— Start Input for this task —

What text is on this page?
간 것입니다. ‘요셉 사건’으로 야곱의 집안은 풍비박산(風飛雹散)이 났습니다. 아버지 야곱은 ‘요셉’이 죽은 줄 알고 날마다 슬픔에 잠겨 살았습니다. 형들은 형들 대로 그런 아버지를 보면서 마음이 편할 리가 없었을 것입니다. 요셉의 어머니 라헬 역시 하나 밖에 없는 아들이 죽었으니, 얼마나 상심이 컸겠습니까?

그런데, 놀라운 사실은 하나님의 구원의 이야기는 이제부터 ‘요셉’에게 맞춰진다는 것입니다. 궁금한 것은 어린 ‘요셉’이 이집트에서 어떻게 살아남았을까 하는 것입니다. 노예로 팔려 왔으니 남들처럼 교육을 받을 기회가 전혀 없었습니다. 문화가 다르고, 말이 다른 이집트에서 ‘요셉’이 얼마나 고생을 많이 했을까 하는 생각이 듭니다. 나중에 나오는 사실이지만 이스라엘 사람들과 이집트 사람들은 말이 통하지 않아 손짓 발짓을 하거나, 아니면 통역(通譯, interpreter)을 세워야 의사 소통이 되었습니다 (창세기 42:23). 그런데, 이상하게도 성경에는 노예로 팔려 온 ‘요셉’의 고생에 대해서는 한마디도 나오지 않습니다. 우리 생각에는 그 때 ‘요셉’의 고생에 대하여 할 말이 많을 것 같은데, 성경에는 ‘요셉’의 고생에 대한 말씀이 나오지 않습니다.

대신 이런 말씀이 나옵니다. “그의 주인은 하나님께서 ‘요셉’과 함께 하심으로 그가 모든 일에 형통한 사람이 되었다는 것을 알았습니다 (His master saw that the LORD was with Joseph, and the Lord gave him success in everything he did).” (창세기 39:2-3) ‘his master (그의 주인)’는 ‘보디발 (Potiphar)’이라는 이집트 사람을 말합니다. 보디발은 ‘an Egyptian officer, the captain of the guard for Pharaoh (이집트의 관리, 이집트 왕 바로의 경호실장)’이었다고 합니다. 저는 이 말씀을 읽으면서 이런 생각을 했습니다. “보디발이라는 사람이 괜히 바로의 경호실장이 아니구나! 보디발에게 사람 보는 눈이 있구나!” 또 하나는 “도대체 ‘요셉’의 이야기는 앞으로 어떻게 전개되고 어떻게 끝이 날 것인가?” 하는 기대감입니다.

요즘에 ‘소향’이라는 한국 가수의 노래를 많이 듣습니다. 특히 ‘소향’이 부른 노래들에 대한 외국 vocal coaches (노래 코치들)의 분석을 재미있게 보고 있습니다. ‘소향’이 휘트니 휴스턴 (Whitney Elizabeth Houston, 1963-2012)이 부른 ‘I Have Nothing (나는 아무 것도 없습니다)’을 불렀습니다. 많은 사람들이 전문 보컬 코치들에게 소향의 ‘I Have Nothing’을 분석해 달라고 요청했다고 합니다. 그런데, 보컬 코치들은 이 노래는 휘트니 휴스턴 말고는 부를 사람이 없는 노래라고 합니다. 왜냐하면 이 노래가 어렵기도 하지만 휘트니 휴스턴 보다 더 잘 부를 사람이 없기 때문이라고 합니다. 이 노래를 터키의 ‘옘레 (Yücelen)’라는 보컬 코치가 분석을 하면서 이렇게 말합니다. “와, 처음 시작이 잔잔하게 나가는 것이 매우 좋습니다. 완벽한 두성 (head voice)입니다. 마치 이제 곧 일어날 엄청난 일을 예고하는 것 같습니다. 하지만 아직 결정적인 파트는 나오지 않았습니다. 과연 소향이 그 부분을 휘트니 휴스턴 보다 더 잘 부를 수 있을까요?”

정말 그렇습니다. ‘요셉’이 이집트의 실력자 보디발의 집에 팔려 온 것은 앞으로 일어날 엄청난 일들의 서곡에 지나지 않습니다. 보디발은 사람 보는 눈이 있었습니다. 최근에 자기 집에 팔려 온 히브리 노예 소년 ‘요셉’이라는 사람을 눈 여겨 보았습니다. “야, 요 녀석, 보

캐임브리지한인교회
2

— End Input for this task —

- [Exercise description]: Every record shown above must be echoed exactly.

- [Response for this exercise]:
What text is on this page?
간 것입니다. ‘요셉 사건’으로 야곱의 집안은 풍비박산(風飛雹散)이 났습니다. 아버지 야곱은 ‘요셉’이 죽은 줄 알고 날마다 슬픔에 잠겨 살았습니다. 형들은 형들 대로 그런 아버지를 보면서 마음이 편할 리가 없었을 것입니다. 요셉의 어머니 라헬 역시 하나 밖에 없는 아들이 죽었으니, 얼마나 상심이 컸겠습니까?

그런데, 놀라운 사실은 하나님의 구원의 이야기는 이제부터 ‘요셉’에게 맞춰진다는 것입니다. 궁금한 것은 어린 ‘요셉’이 이집트에서 어떻게 살아남았을까 하는 것입니다. 노예로 팔려 왔으니 남들처럼 교육을 받을 기회가 전혀 없었습니다. 문화가 다르고, 말이 다른 이집트에서 ‘요셉’이 얼마나 고생을 많이 했을까 하는 생각이 듭니다. 나중에 나오는 사실이지만 이스라엘 사람들과 이집트 사람들은 말이 통하지 않아 손짓 발짓을 하거나, 아니면 통역(通譯, interpreter)을 세워야 의사 소통이 되었습니다 (창세기 42:23). 그런데, 이상하게도 성경에는 노예로 팔려 온 ‘요셉’의 고생에 대해서는 한마디도 나오지 않습니다. 우리 생각에는 그 때 ‘요셉’의 고생에 대하여 할 말이 많을 것 같은데, 성경에는 ‘요셉’의 고생에 대한 말씀이 나오지 않습니다.

대신 이런 말씀이 나옵니다. “그의 주인은 하나님께서 ‘요셉’과 함께 하심으로 그가 모든 일에 형통한 사람이 되었다는 것을 알았습니다 (His master saw that the LORD was with Joseph, and the Lord gave him success in everything he did).” (창세기 39:2-3) ‘his master (그의 주인)’는 ‘보디발 (Potiphar)’이라는 이집트 사람을 말합니다. 보디발은 ‘an Egyptian officer, the captain of the guard for Pharaoh (이집트의 관리, 이집트 왕 바로의 경호실장)’이었다고 합니다. 저는 이 말씀을 읽으면서 이런 생각을 했습니다. “보디발이라는 사람이 괜히 바로의 경호실장이 아니구나! 보디발에게 사람 보는 눈이 있구나!” 또 하나는 “도대체 ‘요셉’의 이야기는 앞으로 어떻게 전개되고 어떻게 끝이 날 것인가?” 하는 기대감입니다.

요즘에 ‘소향’이라는 한국 가수의 노래를 많이 듣습니다. 특히 ‘소향’이 부른 노래들에 대한 외국 vocal coaches (노래 코치들)의 분석을 재미있게 보고 있습니다. ‘소향’이 휘트니 휴스턴 (Whitney Elizabeth Houston, 1963-2012)이 부른 ‘I Have Nothing (나는 아무 것도 없습니다)’을 불렀습니다. 많은 사람들이 전문 보컬 코치들에게 소향의 ‘I Have Nothing’을 분석해 달라고 요청했다고 합니다. 그런데, 보컬 코치들은 이 노래는 휘트니 휴스턴 말고는 부를 사람이 없는 노래라고 합니다. 왜냐하면 이 노래가 어렵기도 하지만 휘트니 휴스턴 보다 더 잘 부를 사람이 없기 때문이라고 합니다. 이 노래를 터키의 ‘옘레 (Yücelen)’라는 보컬 코치가 분석을 하면서 이렇게 말합니다. “와, 처음 시작이 잔잔하게 나가는 것이 매우 좋습니다. 완벽한 두성 (head voice)입니다. 마치 이제 곧 일어날 엄청난 일을 예고하는 것 같습니다. 하지만 아직 결정적인 파트는 나오지 않았습니다. 과연 소향이 그 부분을 휘트니 휴스턴 보다 더 잘 부를 수 있을까요?”

정말 그렇습니다. ‘요셉’이 이집트의 실력자 보디발의 집에 팔려 온 것은 앞으로 일어날 엄청난 일들의 서곡에 지나지 않습니다. 보디발은 사람 보는 눈이 있었습니다. 최근에 자기 집에 팔려 온 히브리 노예 소년 ‘요셉’이라는 사람을 눈 여겨 보았습니다. “야, 요 녀석, 보

캐임브리지한인교회
2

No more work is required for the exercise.